*PROBLEM REQUIREMENTS:*
Print the data exactly, leaving nothing out.
________________________________________
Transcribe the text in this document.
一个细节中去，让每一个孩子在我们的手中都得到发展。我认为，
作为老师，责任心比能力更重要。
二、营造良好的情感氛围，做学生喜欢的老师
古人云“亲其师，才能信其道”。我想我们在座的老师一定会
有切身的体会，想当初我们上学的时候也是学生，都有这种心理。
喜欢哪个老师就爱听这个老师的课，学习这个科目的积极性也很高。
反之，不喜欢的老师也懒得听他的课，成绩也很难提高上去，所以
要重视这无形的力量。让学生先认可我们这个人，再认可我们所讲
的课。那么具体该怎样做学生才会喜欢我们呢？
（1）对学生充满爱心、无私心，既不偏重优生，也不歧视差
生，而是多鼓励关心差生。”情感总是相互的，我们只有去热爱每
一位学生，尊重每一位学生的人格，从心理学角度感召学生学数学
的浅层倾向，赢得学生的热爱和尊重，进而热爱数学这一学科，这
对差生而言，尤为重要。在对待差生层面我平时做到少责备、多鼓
________________________________________
*SOLUTION TO THE EXERCISE:*
Transcribe the text in this document.
一个细节中去，让每一个孩子在我们的手中都得到发展。我认为，
作为老师，责任心比能力更重要。
二、营造良好的情感氛围，做学生喜欢的老师
古人云“亲其师，才能信其道”。我想我们在座的老师一定会
有切身的体会，想当初我们上学的时候也是学生，都有这种心理。
喜欢哪个老师就爱听这个老师的课，学习这个科目的积极性也很高。
反之，不喜欢的老师也懒得听他的课，成绩也很难提高上去，所以
要重视这无形的力量。让学生先认可我们这个人，再认可我们所讲
的课。那么具体该怎样做学生才会喜欢我们呢？
（1）对学生充满爱心、无私心，既不偏重优生，也不歧视差
生，而是多鼓励关心差生。”情感总是相互的，我们只有去热爱每
一位学生，尊重每一位学生的人格，从心理学角度感召学生学数学
的浅层倾向，赢得学生的热爱和尊重，进而热爱数学这一学科，这
对差生而言，尤为重要。在对待差生层面我平时做到少责备、多鼓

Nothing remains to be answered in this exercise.